Work instructions: Copy every one of the entries below character for character, changing nothing.

═════ Records for processing ═════

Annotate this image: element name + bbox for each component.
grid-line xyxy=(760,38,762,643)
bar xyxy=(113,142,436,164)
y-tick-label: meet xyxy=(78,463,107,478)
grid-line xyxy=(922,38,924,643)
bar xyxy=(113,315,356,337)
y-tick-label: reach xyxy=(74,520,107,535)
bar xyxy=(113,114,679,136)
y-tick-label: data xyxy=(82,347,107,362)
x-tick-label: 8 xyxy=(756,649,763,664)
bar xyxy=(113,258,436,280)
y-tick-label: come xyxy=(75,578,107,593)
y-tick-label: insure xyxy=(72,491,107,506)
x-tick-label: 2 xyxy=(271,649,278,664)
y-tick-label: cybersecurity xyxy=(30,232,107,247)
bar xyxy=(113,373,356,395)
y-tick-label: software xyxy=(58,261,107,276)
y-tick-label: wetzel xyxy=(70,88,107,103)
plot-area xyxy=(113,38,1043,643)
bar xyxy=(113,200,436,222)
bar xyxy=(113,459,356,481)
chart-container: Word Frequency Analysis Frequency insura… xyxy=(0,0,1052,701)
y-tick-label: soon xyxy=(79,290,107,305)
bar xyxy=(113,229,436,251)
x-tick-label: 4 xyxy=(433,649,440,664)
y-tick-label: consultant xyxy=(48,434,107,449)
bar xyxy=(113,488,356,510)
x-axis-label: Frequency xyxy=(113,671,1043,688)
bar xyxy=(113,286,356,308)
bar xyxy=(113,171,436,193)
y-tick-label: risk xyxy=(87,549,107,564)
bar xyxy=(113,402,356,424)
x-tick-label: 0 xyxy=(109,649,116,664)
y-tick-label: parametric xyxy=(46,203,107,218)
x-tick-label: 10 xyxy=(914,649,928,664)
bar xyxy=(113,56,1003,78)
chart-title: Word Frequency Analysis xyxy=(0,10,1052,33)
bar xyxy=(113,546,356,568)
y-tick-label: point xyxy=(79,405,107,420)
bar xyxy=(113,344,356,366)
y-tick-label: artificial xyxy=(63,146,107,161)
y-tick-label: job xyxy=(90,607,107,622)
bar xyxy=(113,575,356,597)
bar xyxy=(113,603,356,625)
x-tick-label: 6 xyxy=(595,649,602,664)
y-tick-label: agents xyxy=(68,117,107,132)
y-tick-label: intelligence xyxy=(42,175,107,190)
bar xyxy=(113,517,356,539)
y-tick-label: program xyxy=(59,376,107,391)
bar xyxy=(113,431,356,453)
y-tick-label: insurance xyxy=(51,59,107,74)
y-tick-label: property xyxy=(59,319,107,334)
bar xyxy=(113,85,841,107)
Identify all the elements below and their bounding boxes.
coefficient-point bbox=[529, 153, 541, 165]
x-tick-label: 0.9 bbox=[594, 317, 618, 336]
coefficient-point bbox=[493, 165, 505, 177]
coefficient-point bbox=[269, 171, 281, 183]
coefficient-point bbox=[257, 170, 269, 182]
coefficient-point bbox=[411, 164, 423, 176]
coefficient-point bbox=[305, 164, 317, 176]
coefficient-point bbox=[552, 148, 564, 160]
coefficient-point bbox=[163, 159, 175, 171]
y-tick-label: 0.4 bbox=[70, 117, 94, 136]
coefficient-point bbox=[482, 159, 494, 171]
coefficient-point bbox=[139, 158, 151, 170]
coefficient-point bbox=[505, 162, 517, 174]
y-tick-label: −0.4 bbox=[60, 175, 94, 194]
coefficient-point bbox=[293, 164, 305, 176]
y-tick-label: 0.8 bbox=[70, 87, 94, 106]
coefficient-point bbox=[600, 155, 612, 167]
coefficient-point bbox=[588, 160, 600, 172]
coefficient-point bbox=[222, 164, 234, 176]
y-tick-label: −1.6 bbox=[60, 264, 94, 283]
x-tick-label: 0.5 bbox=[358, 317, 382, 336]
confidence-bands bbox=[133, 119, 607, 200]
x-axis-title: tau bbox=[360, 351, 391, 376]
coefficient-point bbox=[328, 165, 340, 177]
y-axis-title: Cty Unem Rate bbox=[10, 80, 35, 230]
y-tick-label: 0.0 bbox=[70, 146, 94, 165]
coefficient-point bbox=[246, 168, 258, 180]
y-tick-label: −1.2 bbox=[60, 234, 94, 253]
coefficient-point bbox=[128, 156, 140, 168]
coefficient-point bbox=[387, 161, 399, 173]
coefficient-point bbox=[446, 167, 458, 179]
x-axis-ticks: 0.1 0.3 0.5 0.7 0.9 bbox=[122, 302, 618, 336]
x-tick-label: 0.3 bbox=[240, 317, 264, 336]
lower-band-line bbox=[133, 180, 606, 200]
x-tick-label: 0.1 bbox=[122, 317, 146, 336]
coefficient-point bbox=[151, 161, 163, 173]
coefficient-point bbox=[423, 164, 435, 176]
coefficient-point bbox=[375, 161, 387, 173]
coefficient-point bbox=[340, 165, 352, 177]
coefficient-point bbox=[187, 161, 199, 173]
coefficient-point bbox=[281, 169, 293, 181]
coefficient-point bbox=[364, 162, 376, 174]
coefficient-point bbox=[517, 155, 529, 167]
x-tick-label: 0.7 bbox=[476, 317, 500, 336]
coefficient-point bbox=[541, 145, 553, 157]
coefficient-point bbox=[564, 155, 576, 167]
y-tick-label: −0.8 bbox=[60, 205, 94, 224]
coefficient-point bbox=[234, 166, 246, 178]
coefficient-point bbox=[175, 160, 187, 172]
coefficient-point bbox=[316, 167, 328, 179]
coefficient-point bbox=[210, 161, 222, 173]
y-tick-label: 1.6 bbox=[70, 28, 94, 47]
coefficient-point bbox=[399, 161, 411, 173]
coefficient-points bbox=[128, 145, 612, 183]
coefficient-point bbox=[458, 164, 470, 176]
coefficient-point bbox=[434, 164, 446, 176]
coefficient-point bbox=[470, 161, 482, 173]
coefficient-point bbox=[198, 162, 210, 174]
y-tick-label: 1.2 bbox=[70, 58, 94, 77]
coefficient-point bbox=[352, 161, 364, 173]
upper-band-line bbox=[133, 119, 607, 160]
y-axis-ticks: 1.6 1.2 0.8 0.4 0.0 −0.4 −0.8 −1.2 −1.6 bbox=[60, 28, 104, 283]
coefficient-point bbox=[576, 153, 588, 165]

═════

In response:
Annotate this image: element name + bbox for each component.
grid-line xyxy=(760,38,762,643)
bar xyxy=(113,142,436,164)
y-tick-label: meet xyxy=(78,463,107,478)
grid-line xyxy=(922,38,924,643)
bar xyxy=(113,315,356,337)
y-tick-label: reach xyxy=(74,520,107,535)
bar xyxy=(113,114,679,136)
y-tick-label: data xyxy=(82,347,107,362)
x-tick-label: 8 xyxy=(756,649,763,664)
bar xyxy=(113,258,436,280)
y-tick-label: come xyxy=(75,578,107,593)
y-tick-label: insure xyxy=(72,491,107,506)
x-tick-label: 2 xyxy=(271,649,278,664)
y-tick-label: cybersecurity xyxy=(30,232,107,247)
bar xyxy=(113,373,356,395)
y-tick-label: software xyxy=(58,261,107,276)
y-tick-label: wetzel xyxy=(70,88,107,103)
plot-area xyxy=(113,38,1043,643)
bar xyxy=(113,200,436,222)
bar xyxy=(113,459,356,481)
chart-container: Word Frequency Analysis Frequency insura… xyxy=(0,0,1052,701)
y-tick-label: soon xyxy=(79,290,107,305)
bar xyxy=(113,229,436,251)
x-tick-label: 4 xyxy=(433,649,440,664)
y-tick-label: consultant xyxy=(48,434,107,449)
bar xyxy=(113,488,356,510)
x-axis-label: Frequency xyxy=(113,671,1043,688)
bar xyxy=(113,286,356,308)
bar xyxy=(113,171,436,193)
y-tick-label: risk xyxy=(87,549,107,564)
bar xyxy=(113,402,356,424)
x-tick-label: 0 xyxy=(109,649,116,664)
y-tick-label: parametric xyxy=(46,203,107,218)
x-tick-label: 10 xyxy=(914,649,928,664)
bar xyxy=(113,56,1003,78)
chart-title: Word Frequency Analysis xyxy=(0,10,1052,33)
bar xyxy=(113,546,356,568)
y-tick-label: point xyxy=(79,405,107,420)
bar xyxy=(113,344,356,366)
y-tick-label: artificial xyxy=(63,146,107,161)
y-tick-label: job xyxy=(90,607,107,622)
bar xyxy=(113,575,356,597)
bar xyxy=(113,603,356,625)
x-tick-label: 6 xyxy=(595,649,602,664)
y-tick-label: agents xyxy=(68,117,107,132)
y-tick-label: intelligence xyxy=(42,175,107,190)
bar xyxy=(113,517,356,539)
y-tick-label: program xyxy=(59,376,107,391)
bar xyxy=(113,431,356,453)
y-tick-label: insurance xyxy=(51,59,107,74)
y-tick-label: property xyxy=(59,319,107,334)
bar xyxy=(113,85,841,107)
Identify all the elements below and their bounding boxes.
coefficient-point bbox=[529, 153, 541, 165]
x-tick-label: 0.9 bbox=[594, 317, 618, 336]
coefficient-point bbox=[493, 165, 505, 177]
coefficient-point bbox=[269, 171, 281, 183]
coefficient-point bbox=[257, 170, 269, 182]
coefficient-point bbox=[411, 164, 423, 176]
coefficient-point bbox=[305, 164, 317, 176]
coefficient-point bbox=[552, 148, 564, 160]
coefficient-point bbox=[163, 159, 175, 171]
y-tick-label: 0.4 bbox=[70, 117, 94, 136]
coefficient-point bbox=[482, 159, 494, 171]
coefficient-point bbox=[139, 158, 151, 170]
coefficient-point bbox=[505, 162, 517, 174]
y-tick-label: −0.4 bbox=[60, 175, 94, 194]
coefficient-point bbox=[293, 164, 305, 176]
y-tick-label: 0.8 bbox=[70, 87, 94, 106]
coefficient-point bbox=[600, 155, 612, 167]
coefficient-point bbox=[588, 160, 600, 172]
coefficient-point bbox=[222, 164, 234, 176]
y-tick-label: −1.6 bbox=[60, 264, 94, 283]
x-tick-label: 0.5 bbox=[358, 317, 382, 336]
confidence-bands bbox=[133, 119, 607, 200]
x-axis-title: tau bbox=[360, 351, 391, 376]
coefficient-point bbox=[328, 165, 340, 177]
y-axis-title: Cty Unem Rate bbox=[10, 80, 35, 230]
y-tick-label: 0.0 bbox=[70, 146, 94, 165]
coefficient-point bbox=[246, 168, 258, 180]
y-tick-label: −1.2 bbox=[60, 234, 94, 253]
coefficient-point bbox=[128, 156, 140, 168]
coefficient-point bbox=[387, 161, 399, 173]
coefficient-point bbox=[446, 167, 458, 179]
x-axis-ticks: 0.1 0.3 0.5 0.7 0.9 bbox=[122, 302, 618, 336]
x-tick-label: 0.3 bbox=[240, 317, 264, 336]
lower-band-line bbox=[133, 180, 606, 200]
x-tick-label: 0.1 bbox=[122, 317, 146, 336]
coefficient-point bbox=[151, 161, 163, 173]
coefficient-point bbox=[423, 164, 435, 176]
coefficient-point bbox=[375, 161, 387, 173]
coefficient-point bbox=[340, 165, 352, 177]
coefficient-point bbox=[187, 161, 199, 173]
coefficient-point bbox=[281, 169, 293, 181]
coefficient-point bbox=[364, 162, 376, 174]
coefficient-point bbox=[517, 155, 529, 167]
x-tick-label: 0.7 bbox=[476, 317, 500, 336]
coefficient-point bbox=[541, 145, 553, 157]
coefficient-point bbox=[564, 155, 576, 167]
y-tick-label: −0.8 bbox=[60, 205, 94, 224]
coefficient-point bbox=[234, 166, 246, 178]
coefficient-point bbox=[175, 160, 187, 172]
coefficient-point bbox=[316, 167, 328, 179]
coefficient-point bbox=[210, 161, 222, 173]
y-tick-label: 1.6 bbox=[70, 28, 94, 47]
coefficient-point bbox=[399, 161, 411, 173]
coefficient-points bbox=[128, 145, 612, 183]
coefficient-point bbox=[458, 164, 470, 176]
coefficient-point bbox=[434, 164, 446, 176]
coefficient-point bbox=[470, 161, 482, 173]
coefficient-point bbox=[198, 162, 210, 174]
y-tick-label: 1.2 bbox=[70, 58, 94, 77]
coefficient-point bbox=[352, 161, 364, 173]
upper-band-line bbox=[133, 119, 607, 160]
y-axis-ticks: 1.6 1.2 0.8 0.4 0.0 −0.4 −0.8 −1.2 −1.6 bbox=[60, 28, 104, 283]
coefficient-point bbox=[576, 153, 588, 165]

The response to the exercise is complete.